◆ STATED GOAL ◆
Your task is to print all of the material verbatim.
= = = = = = =
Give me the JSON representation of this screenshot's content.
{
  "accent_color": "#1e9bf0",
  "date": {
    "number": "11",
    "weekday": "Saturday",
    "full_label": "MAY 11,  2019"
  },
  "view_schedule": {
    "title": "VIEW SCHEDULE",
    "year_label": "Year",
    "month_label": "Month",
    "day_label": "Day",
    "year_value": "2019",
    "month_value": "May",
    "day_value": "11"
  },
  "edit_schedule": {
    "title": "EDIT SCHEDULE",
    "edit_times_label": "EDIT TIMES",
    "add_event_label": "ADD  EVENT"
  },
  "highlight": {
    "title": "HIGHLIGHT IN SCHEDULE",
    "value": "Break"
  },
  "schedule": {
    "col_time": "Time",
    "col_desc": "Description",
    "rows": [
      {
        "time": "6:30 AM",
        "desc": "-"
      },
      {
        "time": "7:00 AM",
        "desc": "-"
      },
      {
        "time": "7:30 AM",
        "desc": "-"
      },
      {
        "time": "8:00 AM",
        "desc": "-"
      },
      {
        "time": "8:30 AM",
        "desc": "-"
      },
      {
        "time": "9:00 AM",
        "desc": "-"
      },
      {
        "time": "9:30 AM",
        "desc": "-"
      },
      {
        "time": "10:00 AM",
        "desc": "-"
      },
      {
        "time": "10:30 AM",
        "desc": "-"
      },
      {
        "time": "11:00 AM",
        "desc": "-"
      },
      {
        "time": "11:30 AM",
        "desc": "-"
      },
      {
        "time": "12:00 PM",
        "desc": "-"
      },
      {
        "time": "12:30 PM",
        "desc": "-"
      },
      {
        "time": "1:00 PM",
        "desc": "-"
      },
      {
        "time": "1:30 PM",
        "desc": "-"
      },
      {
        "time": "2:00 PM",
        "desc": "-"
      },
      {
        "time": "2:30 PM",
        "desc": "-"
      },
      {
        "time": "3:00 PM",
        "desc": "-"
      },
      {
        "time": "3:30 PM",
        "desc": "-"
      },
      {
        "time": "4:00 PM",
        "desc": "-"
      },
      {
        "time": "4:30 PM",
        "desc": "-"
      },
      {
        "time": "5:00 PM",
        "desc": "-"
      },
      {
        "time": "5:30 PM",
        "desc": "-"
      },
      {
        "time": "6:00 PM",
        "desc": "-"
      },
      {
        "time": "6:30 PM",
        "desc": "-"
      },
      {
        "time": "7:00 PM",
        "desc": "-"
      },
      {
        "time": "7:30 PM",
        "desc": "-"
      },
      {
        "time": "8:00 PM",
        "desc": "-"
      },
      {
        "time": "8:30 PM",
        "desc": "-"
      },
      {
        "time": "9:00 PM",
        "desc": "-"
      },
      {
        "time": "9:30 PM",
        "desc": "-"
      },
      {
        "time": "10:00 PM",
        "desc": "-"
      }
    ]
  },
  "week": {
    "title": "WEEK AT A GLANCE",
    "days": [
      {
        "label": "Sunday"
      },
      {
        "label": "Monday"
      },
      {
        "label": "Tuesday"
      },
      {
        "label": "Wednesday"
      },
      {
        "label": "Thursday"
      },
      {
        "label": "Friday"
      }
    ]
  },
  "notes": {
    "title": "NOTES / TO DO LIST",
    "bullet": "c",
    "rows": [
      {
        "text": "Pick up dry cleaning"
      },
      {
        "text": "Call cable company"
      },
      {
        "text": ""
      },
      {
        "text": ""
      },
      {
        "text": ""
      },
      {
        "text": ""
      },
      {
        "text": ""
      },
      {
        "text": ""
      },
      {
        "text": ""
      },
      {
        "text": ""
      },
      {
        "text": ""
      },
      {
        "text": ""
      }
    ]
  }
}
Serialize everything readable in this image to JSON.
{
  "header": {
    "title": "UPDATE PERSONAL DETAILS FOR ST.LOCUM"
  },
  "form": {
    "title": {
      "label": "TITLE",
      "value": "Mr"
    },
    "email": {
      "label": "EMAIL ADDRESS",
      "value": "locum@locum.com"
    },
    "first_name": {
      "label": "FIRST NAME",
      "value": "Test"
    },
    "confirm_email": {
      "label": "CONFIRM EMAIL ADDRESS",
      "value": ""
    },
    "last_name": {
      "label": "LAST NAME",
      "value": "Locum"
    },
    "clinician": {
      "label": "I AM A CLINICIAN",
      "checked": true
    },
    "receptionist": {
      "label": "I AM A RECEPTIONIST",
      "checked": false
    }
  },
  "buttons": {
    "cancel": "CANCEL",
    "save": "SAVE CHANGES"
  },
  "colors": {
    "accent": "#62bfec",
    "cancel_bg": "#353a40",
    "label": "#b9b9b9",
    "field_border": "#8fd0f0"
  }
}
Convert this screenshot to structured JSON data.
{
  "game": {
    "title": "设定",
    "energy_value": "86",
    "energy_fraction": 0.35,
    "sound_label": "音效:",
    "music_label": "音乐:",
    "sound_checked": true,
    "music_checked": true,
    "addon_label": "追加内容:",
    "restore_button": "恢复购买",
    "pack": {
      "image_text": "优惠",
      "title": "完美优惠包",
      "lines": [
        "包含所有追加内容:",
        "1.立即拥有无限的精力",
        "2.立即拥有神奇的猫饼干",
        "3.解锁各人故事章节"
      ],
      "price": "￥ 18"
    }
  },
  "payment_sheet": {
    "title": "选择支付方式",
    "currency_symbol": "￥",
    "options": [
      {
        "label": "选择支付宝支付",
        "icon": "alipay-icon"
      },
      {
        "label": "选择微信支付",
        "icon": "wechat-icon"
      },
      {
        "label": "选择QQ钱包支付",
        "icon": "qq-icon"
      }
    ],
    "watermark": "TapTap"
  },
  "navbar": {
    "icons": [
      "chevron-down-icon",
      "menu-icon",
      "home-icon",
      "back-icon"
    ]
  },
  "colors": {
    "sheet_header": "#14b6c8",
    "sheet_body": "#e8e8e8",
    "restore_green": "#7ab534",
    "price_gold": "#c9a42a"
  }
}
= = = = = = =
◆ SOLVED PROBLEM ◆
Give me the JSON representation of this screenshot's content.
{
  "accent_color": "#1e9bf0",
  "date": {
    "number": "11",
    "weekday": "Saturday",
    "full_label": "MAY 11,  2019"
  },
  "view_schedule": {
    "title": "VIEW SCHEDULE",
    "year_label": "Year",
    "month_label": "Month",
    "day_label": "Day",
    "year_value": "2019",
    "month_value": "May",
    "day_value": "11"
  },
  "edit_schedule": {
    "title": "EDIT SCHEDULE",
    "edit_times_label": "EDIT TIMES",
    "add_event_label": "ADD  EVENT"
  },
  "highlight": {
    "title": "HIGHLIGHT IN SCHEDULE",
    "value": "Break"
  },
  "schedule": {
    "col_time": "Time",
    "col_desc": "Description",
    "rows": [
      {
        "time": "6:30 AM",
        "desc": "-"
      },
      {
        "time": "7:00 AM",
        "desc": "-"
      },
      {
        "time": "7:30 AM",
        "desc": "-"
      },
      {
        "time": "8:00 AM",
        "desc": "-"
      },
      {
        "time": "8:30 AM",
        "desc": "-"
      },
      {
        "time": "9:00 AM",
        "desc": "-"
      },
      {
        "time": "9:30 AM",
        "desc": "-"
      },
      {
        "time": "10:00 AM",
        "desc": "-"
      },
      {
        "time": "10:30 AM",
        "desc": "-"
      },
      {
        "time": "11:00 AM",
        "desc": "-"
      },
      {
        "time": "11:30 AM",
        "desc": "-"
      },
      {
        "time": "12:00 PM",
        "desc": "-"
      },
      {
        "time": "12:30 PM",
        "desc": "-"
      },
      {
        "time": "1:00 PM",
        "desc": "-"
      },
      {
        "time": "1:30 PM",
        "desc": "-"
      },
      {
        "time": "2:00 PM",
        "desc": "-"
      },
      {
        "time": "2:30 PM",
        "desc": "-"
      },
      {
        "time": "3:00 PM",
        "desc": "-"
      },
      {
        "time": "3:30 PM",
        "desc": "-"
      },
      {
        "time": "4:00 PM",
        "desc": "-"
      },
      {
        "time": "4:30 PM",
        "desc": "-"
      },
      {
        "time": "5:00 PM",
        "desc": "-"
      },
      {
        "time": "5:30 PM",
        "desc": "-"
      },
      {
        "time": "6:00 PM",
        "desc": "-"
      },
      {
        "time": "6:30 PM",
        "desc": "-"
      },
      {
        "time": "7:00 PM",
        "desc": "-"
      },
      {
        "time": "7:30 PM",
        "desc": "-"
      },
      {
        "time": "8:00 PM",
        "desc": "-"
      },
      {
        "time": "8:30 PM",
        "desc": "-"
      },
      {
        "time": "9:00 PM",
        "desc": "-"
      },
      {
        "time": "9:30 PM",
        "desc": "-"
      },
      {
        "time": "10:00 PM",
        "desc": "-"
      }
    ]
  },
  "week": {
    "title": "WEEK AT A GLANCE",
    "days": [
      {
        "label": "Sunday"
      },
      {
        "label": "Monday"
      },
      {
        "label": "Tuesday"
      },
      {
        "label": "Wednesday"
      },
      {
        "label": "Thursday"
      },
      {
        "label": "Friday"
      }
    ]
  },
  "notes": {
    "title": "NOTES / TO DO LIST",
    "bullet": "c",
    "rows": [
      {
        "text": "Pick up dry cleaning"
      },
      {
        "text": "Call cable company"
      },
      {
        "text": ""
      },
      {
        "text": ""
      },
      {
        "text": ""
      },
      {
        "text": ""
      },
      {
        "text": ""
      },
      {
        "text": ""
      },
      {
        "text": ""
      },
      {
        "text": ""
      },
      {
        "text": ""
      },
      {
        "text": ""
      }
    ]
  }
}
Serialize everything readable in this image to JSON.
{
  "header": {
    "title": "UPDATE PERSONAL DETAILS FOR ST.LOCUM"
  },
  "form": {
    "title": {
      "label": "TITLE",
      "value": "Mr"
    },
    "email": {
      "label": "EMAIL ADDRESS",
      "value": "locum@locum.com"
    },
    "first_name": {
      "label": "FIRST NAME",
      "value": "Test"
    },
    "confirm_email": {
      "label": "CONFIRM EMAIL ADDRESS",
      "value": ""
    },
    "last_name": {
      "label": "LAST NAME",
      "value": "Locum"
    },
    "clinician": {
      "label": "I AM A CLINICIAN",
      "checked": true
    },
    "receptionist": {
      "label": "I AM A RECEPTIONIST",
      "checked": false
    }
  },
  "buttons": {
    "cancel": "CANCEL",
    "save": "SAVE CHANGES"
  },
  "colors": {
    "accent": "#62bfec",
    "cancel_bg": "#353a40",
    "label": "#b9b9b9",
    "field_border": "#8fd0f0"
  }
}
Convert this screenshot to structured JSON data.
{
  "game": {
    "title": "设定",
    "energy_value": "86",
    "energy_fraction": 0.35,
    "sound_label": "音效:",
    "music_label": "音乐:",
    "sound_checked": true,
    "music_checked": true,
    "addon_label": "追加内容:",
    "restore_button": "恢复购买",
    "pack": {
      "image_text": "优惠",
      "title": "完美优惠包",
      "lines": [
        "包含所有追加内容:",
        "1.立即拥有无限的精力",
        "2.立即拥有神奇的猫饼干",
        "3.解锁各人故事章节"
      ],
      "price": "￥ 18"
    }
  },
  "payment_sheet": {
    "title": "选择支付方式",
    "currency_symbol": "￥",
    "options": [
      {
        "label": "选择支付宝支付",
        "icon": "alipay-icon"
      },
      {
        "label": "选择微信支付",
        "icon": "wechat-icon"
      },
      {
        "label": "选择QQ钱包支付",
        "icon": "qq-icon"
      }
    ],
    "watermark": "TapTap"
  },
  "navbar": {
    "icons": [
      "chevron-down-icon",
      "menu-icon",
      "home-icon",
      "back-icon"
    ]
  },
  "colors": {
    "sheet_header": "#14b6c8",
    "sheet_body": "#e8e8e8",
    "restore_green": "#7ab534",
    "price_gold": "#c9a42a"
  }
}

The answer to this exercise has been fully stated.